Data lines
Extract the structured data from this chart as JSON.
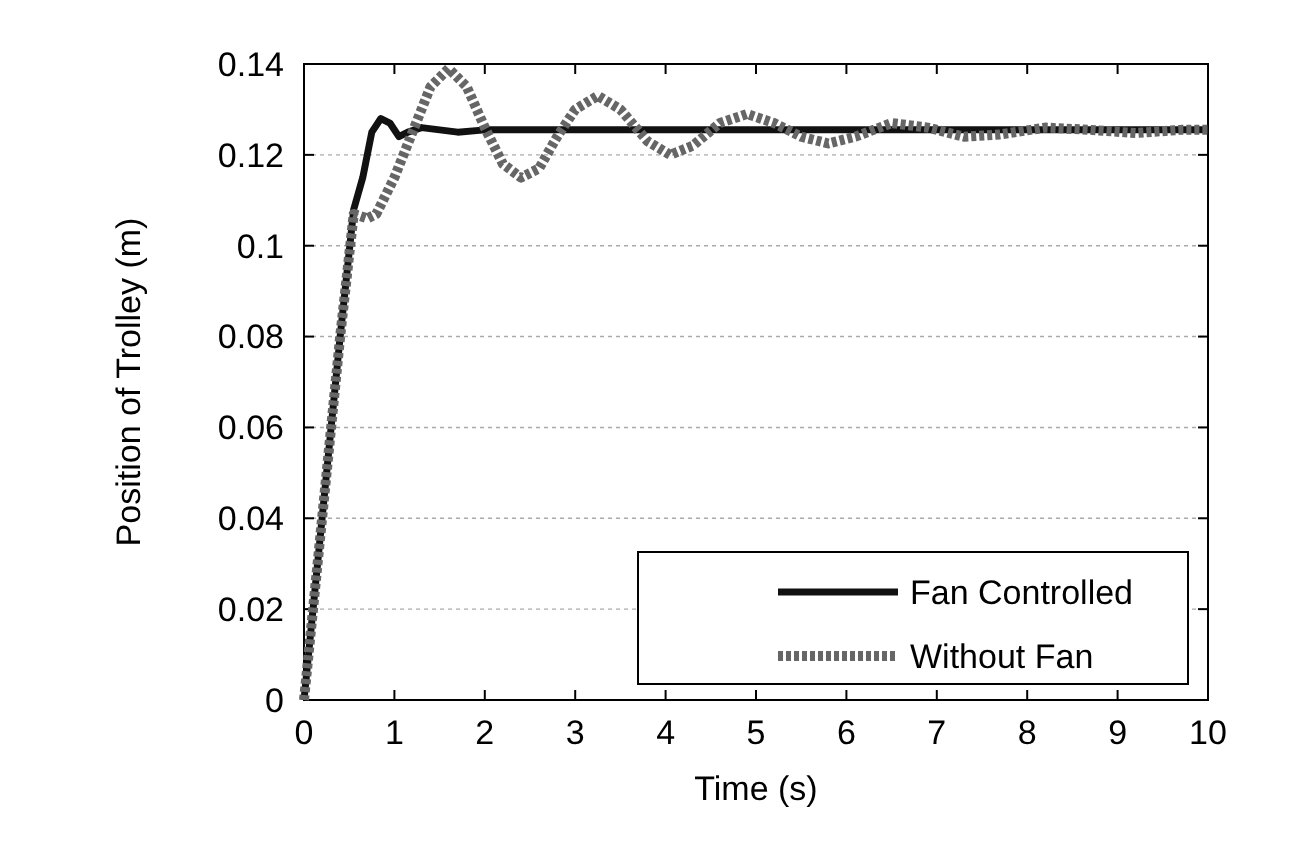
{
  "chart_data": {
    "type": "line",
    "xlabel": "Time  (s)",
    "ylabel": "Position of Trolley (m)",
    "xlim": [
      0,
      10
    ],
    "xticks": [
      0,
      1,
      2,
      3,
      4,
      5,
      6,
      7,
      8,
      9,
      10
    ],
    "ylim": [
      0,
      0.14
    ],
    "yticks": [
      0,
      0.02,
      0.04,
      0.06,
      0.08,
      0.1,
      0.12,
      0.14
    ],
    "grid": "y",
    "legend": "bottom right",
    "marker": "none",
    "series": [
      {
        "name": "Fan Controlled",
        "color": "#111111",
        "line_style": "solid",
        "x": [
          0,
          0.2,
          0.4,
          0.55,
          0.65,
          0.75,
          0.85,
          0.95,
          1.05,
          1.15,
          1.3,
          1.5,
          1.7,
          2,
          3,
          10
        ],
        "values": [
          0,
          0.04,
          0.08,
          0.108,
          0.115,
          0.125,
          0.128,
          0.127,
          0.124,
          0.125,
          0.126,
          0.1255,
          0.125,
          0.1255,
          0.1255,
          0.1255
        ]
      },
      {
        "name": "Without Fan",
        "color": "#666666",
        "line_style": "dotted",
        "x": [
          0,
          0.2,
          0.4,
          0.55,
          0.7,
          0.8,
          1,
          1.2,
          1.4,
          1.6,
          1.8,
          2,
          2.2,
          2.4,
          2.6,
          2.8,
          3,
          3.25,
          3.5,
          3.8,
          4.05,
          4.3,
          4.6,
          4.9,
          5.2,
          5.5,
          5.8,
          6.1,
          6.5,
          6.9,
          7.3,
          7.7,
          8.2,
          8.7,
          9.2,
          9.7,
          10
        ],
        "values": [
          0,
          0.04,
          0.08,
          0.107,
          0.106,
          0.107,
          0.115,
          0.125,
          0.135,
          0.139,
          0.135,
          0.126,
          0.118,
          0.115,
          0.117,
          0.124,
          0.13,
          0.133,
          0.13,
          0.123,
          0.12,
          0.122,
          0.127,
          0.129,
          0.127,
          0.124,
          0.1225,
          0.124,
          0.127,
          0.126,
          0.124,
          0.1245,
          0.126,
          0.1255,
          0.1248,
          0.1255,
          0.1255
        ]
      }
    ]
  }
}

--

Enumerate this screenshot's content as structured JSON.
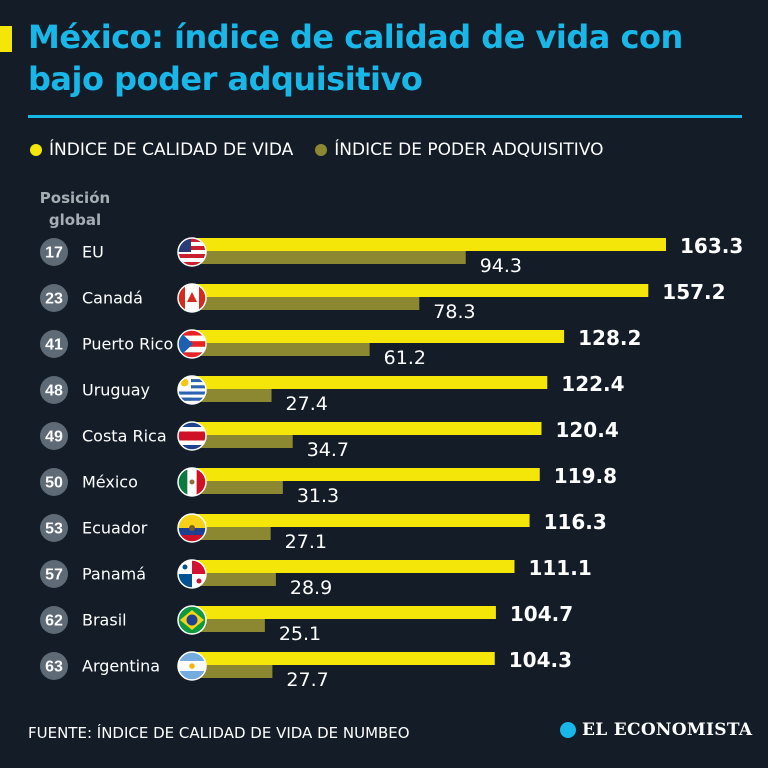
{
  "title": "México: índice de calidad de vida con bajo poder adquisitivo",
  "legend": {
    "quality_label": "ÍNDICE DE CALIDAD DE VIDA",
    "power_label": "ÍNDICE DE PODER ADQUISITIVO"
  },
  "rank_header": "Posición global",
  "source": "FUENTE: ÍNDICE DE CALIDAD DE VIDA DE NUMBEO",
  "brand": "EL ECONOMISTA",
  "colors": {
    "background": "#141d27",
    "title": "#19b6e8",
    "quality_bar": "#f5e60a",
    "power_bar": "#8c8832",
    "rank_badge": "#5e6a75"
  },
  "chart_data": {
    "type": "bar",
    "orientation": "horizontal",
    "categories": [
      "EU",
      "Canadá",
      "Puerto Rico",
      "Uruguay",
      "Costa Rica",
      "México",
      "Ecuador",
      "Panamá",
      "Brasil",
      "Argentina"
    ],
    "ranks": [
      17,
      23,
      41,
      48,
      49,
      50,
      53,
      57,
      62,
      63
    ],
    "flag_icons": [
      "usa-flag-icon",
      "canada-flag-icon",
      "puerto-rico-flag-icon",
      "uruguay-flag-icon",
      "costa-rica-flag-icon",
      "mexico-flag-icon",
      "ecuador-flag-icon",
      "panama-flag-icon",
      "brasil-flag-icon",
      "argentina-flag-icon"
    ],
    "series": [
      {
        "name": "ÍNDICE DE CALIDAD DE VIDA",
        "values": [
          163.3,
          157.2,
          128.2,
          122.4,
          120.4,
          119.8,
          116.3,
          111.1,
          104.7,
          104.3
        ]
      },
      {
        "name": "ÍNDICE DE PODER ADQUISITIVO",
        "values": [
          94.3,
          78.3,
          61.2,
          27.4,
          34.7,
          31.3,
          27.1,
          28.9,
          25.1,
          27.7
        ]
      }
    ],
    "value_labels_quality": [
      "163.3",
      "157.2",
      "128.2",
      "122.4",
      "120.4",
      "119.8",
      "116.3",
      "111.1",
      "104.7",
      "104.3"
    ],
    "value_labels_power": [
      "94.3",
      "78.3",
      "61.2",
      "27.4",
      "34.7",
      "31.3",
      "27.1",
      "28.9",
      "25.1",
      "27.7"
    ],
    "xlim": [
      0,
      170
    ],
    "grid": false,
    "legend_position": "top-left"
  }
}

What to produce
From the listing above, copy out each line where the word "México" appears.

Answer to the task
  "title": "México: índice de calidad de vida con bajo poder adquisitivo",
      "México",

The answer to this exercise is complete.